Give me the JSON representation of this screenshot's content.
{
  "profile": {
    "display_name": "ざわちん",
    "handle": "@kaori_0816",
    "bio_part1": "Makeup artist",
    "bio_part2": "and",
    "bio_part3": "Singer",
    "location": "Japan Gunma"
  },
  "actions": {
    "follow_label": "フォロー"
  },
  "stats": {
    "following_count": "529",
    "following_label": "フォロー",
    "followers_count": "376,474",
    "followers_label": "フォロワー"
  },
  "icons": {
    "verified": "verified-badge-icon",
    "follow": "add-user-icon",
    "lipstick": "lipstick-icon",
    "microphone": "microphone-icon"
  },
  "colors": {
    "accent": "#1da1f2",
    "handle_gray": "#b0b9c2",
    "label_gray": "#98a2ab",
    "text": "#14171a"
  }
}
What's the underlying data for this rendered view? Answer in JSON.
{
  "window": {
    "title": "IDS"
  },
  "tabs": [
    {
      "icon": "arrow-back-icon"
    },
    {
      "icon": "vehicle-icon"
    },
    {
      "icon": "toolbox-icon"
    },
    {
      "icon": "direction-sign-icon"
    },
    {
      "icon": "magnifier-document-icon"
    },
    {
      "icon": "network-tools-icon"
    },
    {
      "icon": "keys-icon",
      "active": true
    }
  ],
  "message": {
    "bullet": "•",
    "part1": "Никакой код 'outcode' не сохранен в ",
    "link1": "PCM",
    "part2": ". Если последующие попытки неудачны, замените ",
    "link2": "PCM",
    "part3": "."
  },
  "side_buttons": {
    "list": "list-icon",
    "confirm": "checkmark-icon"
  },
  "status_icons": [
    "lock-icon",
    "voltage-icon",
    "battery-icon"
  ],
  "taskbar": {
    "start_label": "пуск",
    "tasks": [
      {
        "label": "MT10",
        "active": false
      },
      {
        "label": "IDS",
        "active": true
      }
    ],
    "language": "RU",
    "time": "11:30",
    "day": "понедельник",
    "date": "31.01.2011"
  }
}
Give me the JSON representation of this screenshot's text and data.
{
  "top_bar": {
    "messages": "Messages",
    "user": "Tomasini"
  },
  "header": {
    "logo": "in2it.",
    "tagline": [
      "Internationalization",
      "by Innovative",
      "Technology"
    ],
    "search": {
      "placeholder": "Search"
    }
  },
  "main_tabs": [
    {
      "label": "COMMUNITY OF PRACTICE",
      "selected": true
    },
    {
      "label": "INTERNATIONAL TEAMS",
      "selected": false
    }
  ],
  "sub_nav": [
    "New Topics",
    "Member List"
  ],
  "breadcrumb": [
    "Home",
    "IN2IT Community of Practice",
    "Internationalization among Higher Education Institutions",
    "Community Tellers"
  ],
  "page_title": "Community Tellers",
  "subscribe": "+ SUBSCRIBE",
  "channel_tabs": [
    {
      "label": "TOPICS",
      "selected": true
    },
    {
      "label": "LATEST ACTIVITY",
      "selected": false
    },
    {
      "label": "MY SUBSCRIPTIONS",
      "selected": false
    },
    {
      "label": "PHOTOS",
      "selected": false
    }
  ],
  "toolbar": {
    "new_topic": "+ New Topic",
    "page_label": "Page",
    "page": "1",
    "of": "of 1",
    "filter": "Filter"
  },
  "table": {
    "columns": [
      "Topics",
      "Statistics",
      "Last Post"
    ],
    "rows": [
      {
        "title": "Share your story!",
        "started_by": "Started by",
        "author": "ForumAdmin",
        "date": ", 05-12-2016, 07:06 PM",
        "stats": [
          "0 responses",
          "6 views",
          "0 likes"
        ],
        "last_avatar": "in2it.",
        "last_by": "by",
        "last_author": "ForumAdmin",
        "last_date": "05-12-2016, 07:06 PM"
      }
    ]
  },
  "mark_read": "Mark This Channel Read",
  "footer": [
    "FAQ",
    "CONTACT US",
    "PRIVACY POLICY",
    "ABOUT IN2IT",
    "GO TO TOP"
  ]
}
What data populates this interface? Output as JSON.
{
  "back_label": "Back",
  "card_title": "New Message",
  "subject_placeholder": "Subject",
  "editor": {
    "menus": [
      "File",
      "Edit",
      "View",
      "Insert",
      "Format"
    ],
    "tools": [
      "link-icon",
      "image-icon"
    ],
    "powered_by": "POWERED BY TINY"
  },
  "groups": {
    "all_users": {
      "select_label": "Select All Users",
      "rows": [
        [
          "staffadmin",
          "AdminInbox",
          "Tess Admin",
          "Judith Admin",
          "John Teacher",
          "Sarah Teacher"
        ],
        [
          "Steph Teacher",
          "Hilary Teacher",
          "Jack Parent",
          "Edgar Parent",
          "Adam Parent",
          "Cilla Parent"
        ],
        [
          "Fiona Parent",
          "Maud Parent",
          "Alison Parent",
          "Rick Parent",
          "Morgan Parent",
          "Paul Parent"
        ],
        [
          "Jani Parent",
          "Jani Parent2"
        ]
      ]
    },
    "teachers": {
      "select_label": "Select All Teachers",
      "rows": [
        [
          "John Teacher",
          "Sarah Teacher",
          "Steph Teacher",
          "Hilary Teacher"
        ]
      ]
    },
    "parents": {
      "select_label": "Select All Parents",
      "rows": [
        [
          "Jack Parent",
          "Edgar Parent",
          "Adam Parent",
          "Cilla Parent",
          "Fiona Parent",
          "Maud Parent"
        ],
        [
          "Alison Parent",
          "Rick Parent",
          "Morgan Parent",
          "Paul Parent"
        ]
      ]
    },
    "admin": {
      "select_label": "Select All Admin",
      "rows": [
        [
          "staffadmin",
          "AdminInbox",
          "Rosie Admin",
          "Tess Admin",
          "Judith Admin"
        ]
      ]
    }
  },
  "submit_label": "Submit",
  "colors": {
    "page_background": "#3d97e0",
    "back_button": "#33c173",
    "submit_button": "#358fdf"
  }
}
• • •
> _What you will do_
Generate an exact reproduction of all entries.

> _Expected output_
Give me the JSON representation of this screenshot's content.
{
  "profile": {
    "display_name": "ざわちん",
    "handle": "@kaori_0816",
    "bio_part1": "Makeup artist",
    "bio_part2": "and",
    "bio_part3": "Singer",
    "location": "Japan Gunma"
  },
  "actions": {
    "follow_label": "フォロー"
  },
  "stats": {
    "following_count": "529",
    "following_label": "フォロー",
    "followers_count": "376,474",
    "followers_label": "フォロワー"
  },
  "icons": {
    "verified": "verified-badge-icon",
    "follow": "add-user-icon",
    "lipstick": "lipstick-icon",
    "microphone": "microphone-icon"
  },
  "colors": {
    "accent": "#1da1f2",
    "handle_gray": "#b0b9c2",
    "label_gray": "#98a2ab",
    "text": "#14171a"
  }
}
What's the underlying data for this rendered view? Answer in JSON.
{
  "window": {
    "title": "IDS"
  },
  "tabs": [
    {
      "icon": "arrow-back-icon"
    },
    {
      "icon": "vehicle-icon"
    },
    {
      "icon": "toolbox-icon"
    },
    {
      "icon": "direction-sign-icon"
    },
    {
      "icon": "magnifier-document-icon"
    },
    {
      "icon": "network-tools-icon"
    },
    {
      "icon": "keys-icon",
      "active": true
    }
  ],
  "message": {
    "bullet": "•",
    "part1": "Никакой код 'outcode' не сохранен в ",
    "link1": "PCM",
    "part2": ". Если последующие попытки неудачны, замените ",
    "link2": "PCM",
    "part3": "."
  },
  "side_buttons": {
    "list": "list-icon",
    "confirm": "checkmark-icon"
  },
  "status_icons": [
    "lock-icon",
    "voltage-icon",
    "battery-icon"
  ],
  "taskbar": {
    "start_label": "пуск",
    "tasks": [
      {
        "label": "MT10",
        "active": false
      },
      {
        "label": "IDS",
        "active": true
      }
    ],
    "language": "RU",
    "time": "11:30",
    "day": "понедельник",
    "date": "31.01.2011"
  }
}
Give me the JSON representation of this screenshot's text and data.
{
  "top_bar": {
    "messages": "Messages",
    "user": "Tomasini"
  },
  "header": {
    "logo": "in2it.",
    "tagline": [
      "Internationalization",
      "by Innovative",
      "Technology"
    ],
    "search": {
      "placeholder": "Search"
    }
  },
  "main_tabs": [
    {
      "label": "COMMUNITY OF PRACTICE",
      "selected": true
    },
    {
      "label": "INTERNATIONAL TEAMS",
      "selected": false
    }
  ],
  "sub_nav": [
    "New Topics",
    "Member List"
  ],
  "breadcrumb": [
    "Home",
    "IN2IT Community of Practice",
    "Internationalization among Higher Education Institutions",
    "Community Tellers"
  ],
  "page_title": "Community Tellers",
  "subscribe": "+ SUBSCRIBE",
  "channel_tabs": [
    {
      "label": "TOPICS",
      "selected": true
    },
    {
      "label": "LATEST ACTIVITY",
      "selected": false
    },
    {
      "label": "MY SUBSCRIPTIONS",
      "selected": false
    },
    {
      "label": "PHOTOS",
      "selected": false
    }
  ],
  "toolbar": {
    "new_topic": "+ New Topic",
    "page_label": "Page",
    "page": "1",
    "of": "of 1",
    "filter": "Filter"
  },
  "table": {
    "columns": [
      "Topics",
      "Statistics",
      "Last Post"
    ],
    "rows": [
      {
        "title": "Share your story!",
        "started_by": "Started by",
        "author": "ForumAdmin",
        "date": ", 05-12-2016, 07:06 PM",
        "stats": [
          "0 responses",
          "6 views",
          "0 likes"
        ],
        "last_avatar": "in2it.",
        "last_by": "by",
        "last_author": "ForumAdmin",
        "last_date": "05-12-2016, 07:06 PM"
      }
    ]
  },
  "mark_read": "Mark This Channel Read",
  "footer": [
    "FAQ",
    "CONTACT US",
    "PRIVACY POLICY",
    "ABOUT IN2IT",
    "GO TO TOP"
  ]
}
What data populates this interface? Output as JSON.
{
  "back_label": "Back",
  "card_title": "New Message",
  "subject_placeholder": "Subject",
  "editor": {
    "menus": [
      "File",
      "Edit",
      "View",
      "Insert",
      "Format"
    ],
    "tools": [
      "link-icon",
      "image-icon"
    ],
    "powered_by": "POWERED BY TINY"
  },
  "groups": {
    "all_users": {
      "select_label": "Select All Users",
      "rows": [
        [
          "staffadmin",
          "AdminInbox",
          "Tess Admin",
          "Judith Admin",
          "John Teacher",
          "Sarah Teacher"
        ],
        [
          "Steph Teacher",
          "Hilary Teacher",
          "Jack Parent",
          "Edgar Parent",
          "Adam Parent",
          "Cilla Parent"
        ],
        [
          "Fiona Parent",
          "Maud Parent",
          "Alison Parent",
          "Rick Parent",
          "Morgan Parent",
          "Paul Parent"
        ],
        [
          "Jani Parent",
          "Jani Parent2"
        ]
      ]
    },
    "teachers": {
      "select_label": "Select All Teachers",
      "rows": [
        [
          "John Teacher",
          "Sarah Teacher",
          "Steph Teacher",
          "Hilary Teacher"
        ]
      ]
    },
    "parents": {
      "select_label": "Select All Parents",
      "rows": [
        [
          "Jack Parent",
          "Edgar Parent",
          "Adam Parent",
          "Cilla Parent",
          "Fiona Parent",
          "Maud Parent"
        ],
        [
          "Alison Parent",
          "Rick Parent",
          "Morgan Parent",
          "Paul Parent"
        ]
      ]
    },
    "admin": {
      "select_label": "Select All Admin",
      "rows": [
        [
          "staffadmin",
          "AdminInbox",
          "Rosie Admin",
          "Tess Admin",
          "Judith Admin"
        ]
      ]
    }
  },
  "submit_label": "Submit",
  "colors": {
    "page_background": "#3d97e0",
    "back_button": "#33c173",
    "submit_button": "#358fdf"
  }
}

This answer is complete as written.